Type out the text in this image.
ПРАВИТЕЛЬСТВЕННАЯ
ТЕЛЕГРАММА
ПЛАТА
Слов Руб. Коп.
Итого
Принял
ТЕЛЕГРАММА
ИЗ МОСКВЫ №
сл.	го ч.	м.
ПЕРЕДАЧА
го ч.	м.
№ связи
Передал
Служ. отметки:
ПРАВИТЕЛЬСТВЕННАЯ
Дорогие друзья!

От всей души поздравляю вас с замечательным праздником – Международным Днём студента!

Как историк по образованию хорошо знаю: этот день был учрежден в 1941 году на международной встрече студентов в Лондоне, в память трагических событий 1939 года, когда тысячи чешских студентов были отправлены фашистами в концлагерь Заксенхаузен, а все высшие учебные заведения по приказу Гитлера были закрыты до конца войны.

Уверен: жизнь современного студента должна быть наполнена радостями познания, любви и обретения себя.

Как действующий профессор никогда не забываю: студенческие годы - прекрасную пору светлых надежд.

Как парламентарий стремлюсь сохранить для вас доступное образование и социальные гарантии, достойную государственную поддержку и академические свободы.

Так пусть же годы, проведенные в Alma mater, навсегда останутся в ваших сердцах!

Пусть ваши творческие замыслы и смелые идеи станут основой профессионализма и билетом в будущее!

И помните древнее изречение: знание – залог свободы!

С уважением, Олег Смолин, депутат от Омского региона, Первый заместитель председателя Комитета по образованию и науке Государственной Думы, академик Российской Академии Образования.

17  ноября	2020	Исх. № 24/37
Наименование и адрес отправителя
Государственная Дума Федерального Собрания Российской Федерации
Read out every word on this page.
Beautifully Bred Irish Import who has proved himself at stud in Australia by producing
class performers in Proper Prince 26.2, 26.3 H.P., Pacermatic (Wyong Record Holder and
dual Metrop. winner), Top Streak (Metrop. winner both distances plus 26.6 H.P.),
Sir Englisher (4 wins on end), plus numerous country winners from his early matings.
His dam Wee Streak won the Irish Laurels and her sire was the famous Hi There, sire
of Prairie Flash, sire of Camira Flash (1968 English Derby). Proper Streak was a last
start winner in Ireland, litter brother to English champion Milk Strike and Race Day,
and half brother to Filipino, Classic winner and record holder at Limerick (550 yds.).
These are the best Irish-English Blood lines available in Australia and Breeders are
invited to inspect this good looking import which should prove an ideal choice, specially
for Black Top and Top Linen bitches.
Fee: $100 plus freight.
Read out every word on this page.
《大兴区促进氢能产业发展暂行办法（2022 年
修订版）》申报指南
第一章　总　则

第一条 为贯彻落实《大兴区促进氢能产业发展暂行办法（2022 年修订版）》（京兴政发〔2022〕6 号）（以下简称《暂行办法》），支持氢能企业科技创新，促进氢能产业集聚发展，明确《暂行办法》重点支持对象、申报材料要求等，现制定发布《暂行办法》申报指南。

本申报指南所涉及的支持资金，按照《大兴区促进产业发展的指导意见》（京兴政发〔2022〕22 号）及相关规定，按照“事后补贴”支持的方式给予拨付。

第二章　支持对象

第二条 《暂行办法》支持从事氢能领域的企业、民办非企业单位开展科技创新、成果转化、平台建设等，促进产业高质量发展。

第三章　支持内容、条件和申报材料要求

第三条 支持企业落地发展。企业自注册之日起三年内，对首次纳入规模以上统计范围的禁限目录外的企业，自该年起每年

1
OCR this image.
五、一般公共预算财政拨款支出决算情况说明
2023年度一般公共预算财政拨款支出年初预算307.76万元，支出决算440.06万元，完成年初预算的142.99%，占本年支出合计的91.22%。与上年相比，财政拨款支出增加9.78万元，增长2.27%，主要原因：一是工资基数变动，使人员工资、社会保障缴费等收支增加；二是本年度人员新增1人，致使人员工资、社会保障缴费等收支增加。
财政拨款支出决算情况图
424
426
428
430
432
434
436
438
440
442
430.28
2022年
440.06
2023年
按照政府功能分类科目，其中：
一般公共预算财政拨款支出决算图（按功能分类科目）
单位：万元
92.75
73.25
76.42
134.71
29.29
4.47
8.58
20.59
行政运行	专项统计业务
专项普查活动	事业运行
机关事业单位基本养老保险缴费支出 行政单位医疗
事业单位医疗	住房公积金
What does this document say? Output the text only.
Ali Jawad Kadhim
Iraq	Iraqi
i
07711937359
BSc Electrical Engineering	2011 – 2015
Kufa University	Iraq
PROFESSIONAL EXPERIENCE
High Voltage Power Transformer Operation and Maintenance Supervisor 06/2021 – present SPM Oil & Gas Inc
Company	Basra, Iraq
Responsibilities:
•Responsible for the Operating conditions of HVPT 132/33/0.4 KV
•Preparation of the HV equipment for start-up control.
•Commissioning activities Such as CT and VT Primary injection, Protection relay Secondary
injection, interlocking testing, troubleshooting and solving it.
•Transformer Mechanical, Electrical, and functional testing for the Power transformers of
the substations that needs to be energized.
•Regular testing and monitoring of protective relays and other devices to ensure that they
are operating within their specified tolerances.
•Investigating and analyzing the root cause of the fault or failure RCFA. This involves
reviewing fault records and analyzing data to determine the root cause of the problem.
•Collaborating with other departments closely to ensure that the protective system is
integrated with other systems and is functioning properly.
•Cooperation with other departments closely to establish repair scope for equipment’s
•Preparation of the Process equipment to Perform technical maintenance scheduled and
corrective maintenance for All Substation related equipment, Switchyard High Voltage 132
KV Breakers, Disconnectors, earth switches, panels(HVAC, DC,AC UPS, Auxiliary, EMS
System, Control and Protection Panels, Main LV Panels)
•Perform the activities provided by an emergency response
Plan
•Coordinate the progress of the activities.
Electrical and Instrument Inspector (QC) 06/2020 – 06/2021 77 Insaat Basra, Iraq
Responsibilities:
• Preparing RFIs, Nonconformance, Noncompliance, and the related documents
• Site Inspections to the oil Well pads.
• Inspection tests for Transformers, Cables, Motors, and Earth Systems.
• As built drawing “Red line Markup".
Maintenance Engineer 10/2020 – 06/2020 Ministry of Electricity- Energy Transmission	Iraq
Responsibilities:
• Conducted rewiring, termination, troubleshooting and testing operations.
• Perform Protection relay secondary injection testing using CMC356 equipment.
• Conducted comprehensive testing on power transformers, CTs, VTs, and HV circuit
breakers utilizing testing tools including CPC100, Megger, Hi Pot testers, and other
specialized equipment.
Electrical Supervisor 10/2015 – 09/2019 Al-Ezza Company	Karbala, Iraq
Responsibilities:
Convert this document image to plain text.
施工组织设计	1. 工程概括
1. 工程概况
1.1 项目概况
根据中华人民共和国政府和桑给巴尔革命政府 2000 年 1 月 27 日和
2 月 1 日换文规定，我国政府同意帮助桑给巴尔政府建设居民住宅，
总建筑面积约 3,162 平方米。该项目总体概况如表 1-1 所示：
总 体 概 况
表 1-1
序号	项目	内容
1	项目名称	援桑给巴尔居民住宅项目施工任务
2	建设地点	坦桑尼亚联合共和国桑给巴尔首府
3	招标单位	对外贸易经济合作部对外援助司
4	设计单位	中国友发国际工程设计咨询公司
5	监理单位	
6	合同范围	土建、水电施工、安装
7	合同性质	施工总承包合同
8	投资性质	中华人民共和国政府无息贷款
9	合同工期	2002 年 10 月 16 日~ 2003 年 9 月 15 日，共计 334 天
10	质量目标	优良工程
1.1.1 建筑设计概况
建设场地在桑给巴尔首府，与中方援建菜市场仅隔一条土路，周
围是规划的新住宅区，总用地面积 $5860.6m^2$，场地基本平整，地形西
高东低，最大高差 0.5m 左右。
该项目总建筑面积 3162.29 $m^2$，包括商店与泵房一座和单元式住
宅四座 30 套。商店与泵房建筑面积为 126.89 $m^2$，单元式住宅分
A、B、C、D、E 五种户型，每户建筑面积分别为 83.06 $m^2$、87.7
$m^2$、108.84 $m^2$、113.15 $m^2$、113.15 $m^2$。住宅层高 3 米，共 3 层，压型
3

____

*WORK TO BE COMPLETED*:
Repeat exactly the lines above from the line that contains "Convert this document image to plain text." through the end. Include both of these ends; leave out everything else.

*ANSWER TO THE EXERCISE*:
Convert this document image to plain text.
施工组织设计	1. 工程概括
1. 工程概况
1.1 项目概况
根据中华人民共和国政府和桑给巴尔革命政府 2000 年 1 月 27 日和
2 月 1 日换文规定，我国政府同意帮助桑给巴尔政府建设居民住宅，
总建筑面积约 3,162 平方米。该项目总体概况如表 1-1 所示：
总 体 概 况
表 1-1
序号	项目	内容
1	项目名称	援桑给巴尔居民住宅项目施工任务
2	建设地点	坦桑尼亚联合共和国桑给巴尔首府
3	招标单位	对外贸易经济合作部对外援助司
4	设计单位	中国友发国际工程设计咨询公司
5	监理单位	
6	合同范围	土建、水电施工、安装
7	合同性质	施工总承包合同
8	投资性质	中华人民共和国政府无息贷款
9	合同工期	2002 年 10 月 16 日~ 2003 年 9 月 15 日，共计 334 天
10	质量目标	优良工程
1.1.1 建筑设计概况
建设场地在桑给巴尔首府，与中方援建菜市场仅隔一条土路，周
围是规划的新住宅区，总用地面积 $5860.6m^2$，场地基本平整，地形西
高东低，最大高差 0.5m 左右。
该项目总建筑面积 3162.29 $m^2$，包括商店与泵房一座和单元式住
宅四座 30 套。商店与泵房建筑面积为 126.89 $m^2$，单元式住宅分
A、B、C、D、E 五种户型，每户建筑面积分别为 83.06 $m^2$、87.7
$m^2$、108.84 $m^2$、113.15 $m^2$、113.15 $m^2$。住宅层高 3 米，共 3 层，压型
3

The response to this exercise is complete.